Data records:
<<<<
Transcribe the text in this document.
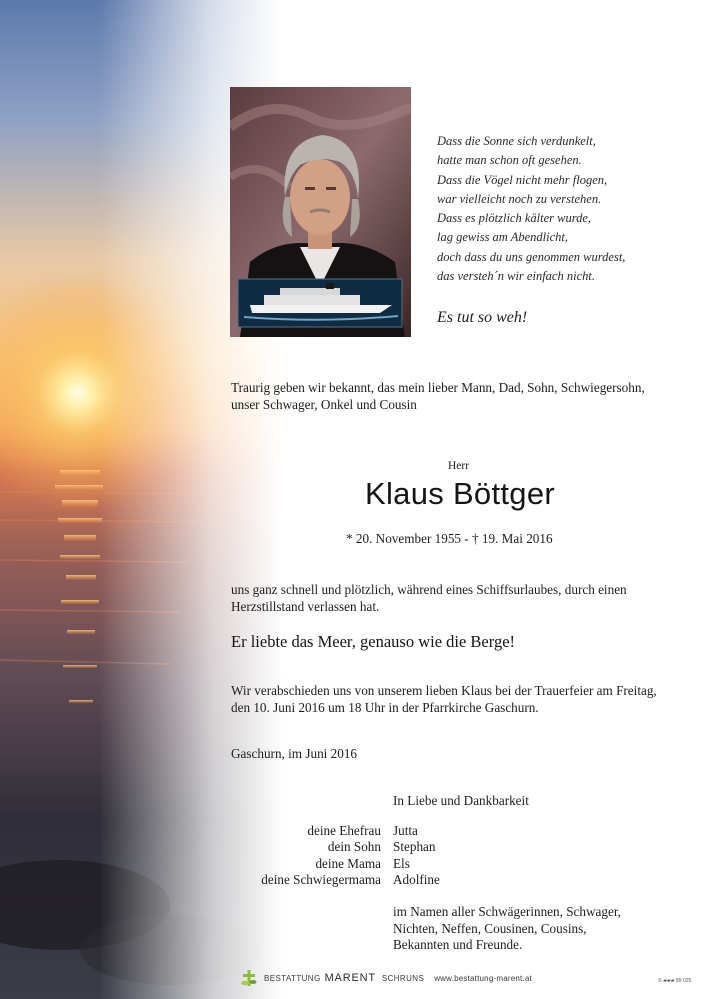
Dass die Sonne sich verdunkelt,
hatte man schon oft gesehen.
Dass die Vögel nicht mehr flogen,
war vielleicht noch zu verstehen.
Dass es plötzlich kälter wurde,
lag gewiss am Abendlicht,
doch dass du uns genommen wurdest,
das versteh´n wir einfach nicht.
Es tut so weh!
Traurig geben wir bekannt, das mein lieber Mann, Dad, Sohn, Schwiegersohn,
unser Schwager, Onkel und Cousin
Herr
Klaus Böttger
* 20. November 1955 - † 19. Mai 2016
uns ganz schnell und plötzlich, während eines Schiffsurlaubes, durch einen
Herzstillstand verlassen hat.
Er liebte das Meer, genauso wie die Berge!
Wir verabschieden uns von unserem lieben Klaus bei der Trauerfeier am Freitag,
den 10. Juni 2016 um 18 Uhr in der Pfarrkirche Gaschurn.
Gaschurn, im Juni 2016
In Liebe und Dankbarkeit
deine Ehefrau Jutta
dein Sohn Stephan
deine Mama Els
deine Schwiegermama Adolfine
im Namen aller Schwägerinnen, Schwager,
Nichten, Neffen, Cousinen, Cousins,
Bekannten und Freunde.
BESTATTUNG MARENT SCHRUNS www.bestattung-marent.at	© ▰▰▰ 89 025
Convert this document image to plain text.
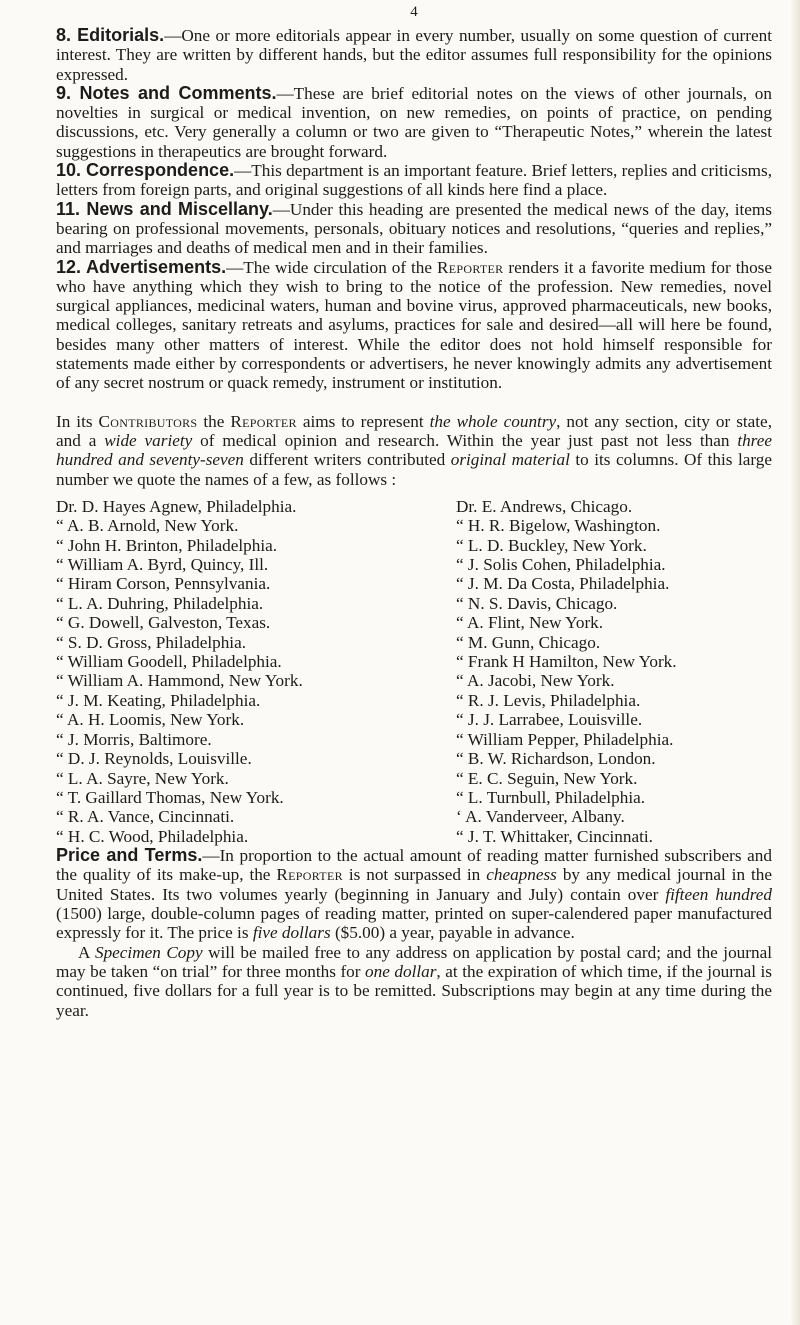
4

8. Editorials.—One or more editorials appear in every number, usually on some question of current interest. They are written by different hands, but the editor assumes full responsibility for the opinions expressed.

9. Notes and Comments.—These are brief editorial notes on the views of other journals, on novelties in surgical or medical invention, on new remedies, on points of practice, on pending discussions, etc. Very generally a column or two are given to “Therapeutic Notes,” wherein the latest suggestions in therapeutics are brought forward.

10. Correspondence.—This department is an important feature. Brief letters, replies and criticisms, letters from foreign parts, and original suggestions of all kinds here find a place.

11. News and Miscellany.—Under this heading are presented the medical news of the day, items bearing on professional movements, personals, obituary notices and resolutions, “queries and replies,” and marriages and deaths of medical men and in their families.

12. Advertisements.—The wide circulation of the Reporter renders it a favorite medium for those who have anything which they wish to bring to the notice of the profession. New remedies, novel surgical appliances, medicinal waters, human and bovine virus, approved pharmaceuticals, new books, medical colleges, sanitary retreats and asylums, practices for sale and desired—all will here be found, besides many other matters of interest. While the editor does not hold himself responsible for statements made either by correspondents or advertisers, he never knowingly admits any advertisement of any secret nostrum or quack remedy, instrument or institution.

In its Contributors the Reporter aims to represent the whole country, not any section, city or state, and a wide variety of medical opinion and research. Within the year just past not less than three hundred and seventy-seven different writers contributed original material to its columns. Of this large number we quote the names of a few, as follows :

Dr. D. Hayes Agnew, Philadelphia.
“ A. B. Arnold, New York.
“ John H. Brinton, Philadelphia.
“ William A. Byrd, Quincy, Ill.
“ Hiram Corson, Pennsylvania.
“ L. A. Duhring, Philadelphia.
“ G. Dowell, Galveston, Texas.
“ S. D. Gross, Philadelphia.
“ William Goodell, Philadelphia.
“ William A. Hammond, New York.
“ J. M. Keating, Philadelphia.
“ A. H. Loomis, New York.
“ J. Morris, Baltimore.
“ D. J. Reynolds, Louisville.
“ L. A. Sayre, New York.
“ T. Gaillard Thomas, New York.
“ R. A. Vance, Cincinnati.
“ H. C. Wood, Philadelphia.
Dr. E. Andrews, Chicago.
“ H. R. Bigelow, Washington.
“ L. D. Buckley, New York.
“ J. Solis Cohen, Philadelphia.
“ J. M. Da Costa, Philadelphia.
“ N. S. Davis, Chicago.
“ A. Flint, New York.
“ M. Gunn, Chicago.
“ Frank H Hamilton, New York.
“ A. Jacobi, New York.
“ R. J. Levis, Philadelphia.
“ J. J. Larrabee, Louisville.
“ William Pepper, Philadelphia.
“ B. W. Richardson, London.
“ E. C. Seguin, New York.
“ L. Turnbull, Philadelphia.
‘ A. Vanderveer, Albany.
“ J. T. Whittaker, Cincinnati.

Price and Terms.—In proportion to the actual amount of reading matter furnished subscribers and the quality of its make-up, the Reporter is not surpassed in cheapness by any medical journal in the United States. Its two volumes yearly (beginning in January and July) contain over fifteen hundred (1500) large, double-column pages of reading matter, printed on super-calendered paper manufactured expressly for it. The price is five dollars ($5.00) a year, payable in advance.

A Specimen Copy will be mailed free to any address on application by postal card; and the journal may be taken “on trial” for three months for one dollar, at the expiration of which time, if the journal is continued, five dollars for a full year is to be remitted. Subscriptions may begin at any time during the year.
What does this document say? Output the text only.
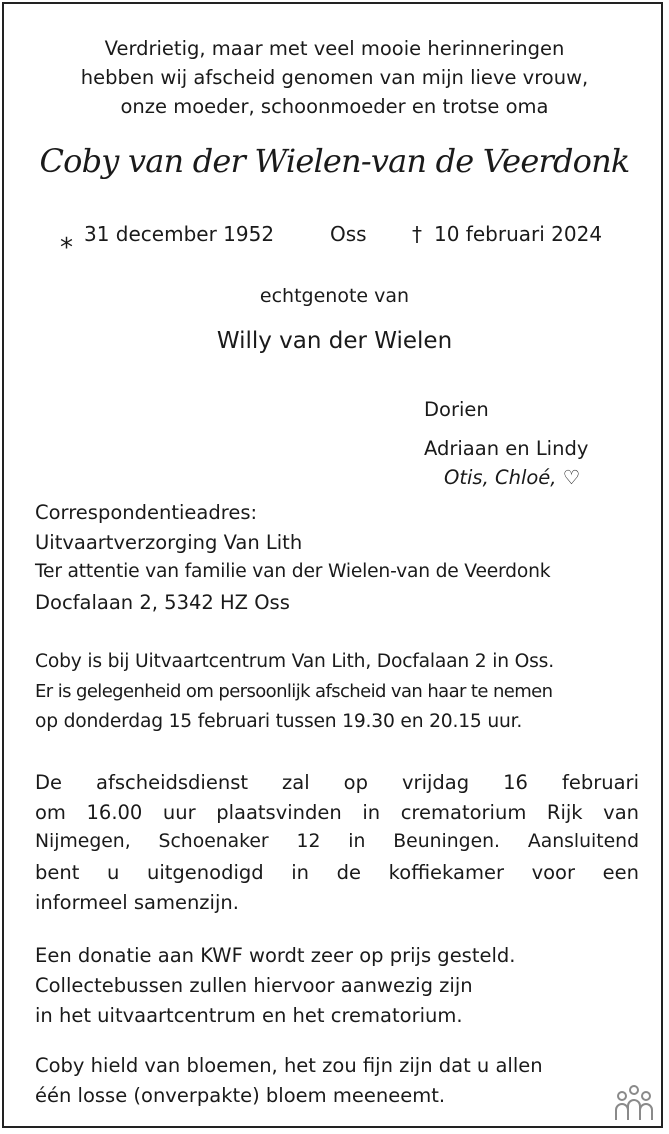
Verdrietig, maar met veel mooie herinneringen
hebben wij afscheid genomen van mijn lieve vrouw,
onze moeder, schoonmoeder en trotse oma
Coby van der Wielen-van de Veerdonk
⁎ 31 december 1952	Oss † 10 februari 2024
echtgenote van
Willy van der Wielen
Dorien
Adriaan en Lindy
Otis, Chloé, ♡
Correspondentieadres:
Uitvaartverzorging Van Lith
Ter attentie van familie van der Wielen-van de Veerdonk
Docfalaan 2, 5342 HZ Oss
Coby is bij Uitvaartcentrum Van Lith, Docfalaan 2 in Oss.
Er is gelegenheid om persoonlijk afscheid van haar te nemen
op donderdag 15 februari tussen 19.30 en 20.15 uur.
De afscheidsdienst zal op vrijdag 16 februari
om 16.00 uur plaatsvinden in crematorium Rijk van
Nijmegen, Schoenaker 12 in Beuningen. Aansluitend
bent u uitgenodigd in de koffiekamer voor een
informeel samenzijn.
Een donatie aan KWF wordt zeer op prijs gesteld.
Collectebussen zullen hiervoor aanwezig zijn
in het uitvaartcentrum en het crematorium.
Coby hield van bloemen, het zou fijn zijn dat u allen
één losse (onverpakte) bloem meeneemt.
>>>>
■ What you will do ■
From the records, copy every line that has the string "Juni" in it.

■ Response to the exercise ■
den 10. Juni 2016 um 18 Uhr in der Pfarrkirche Gaschurn.
Gaschurn, im Juni 2016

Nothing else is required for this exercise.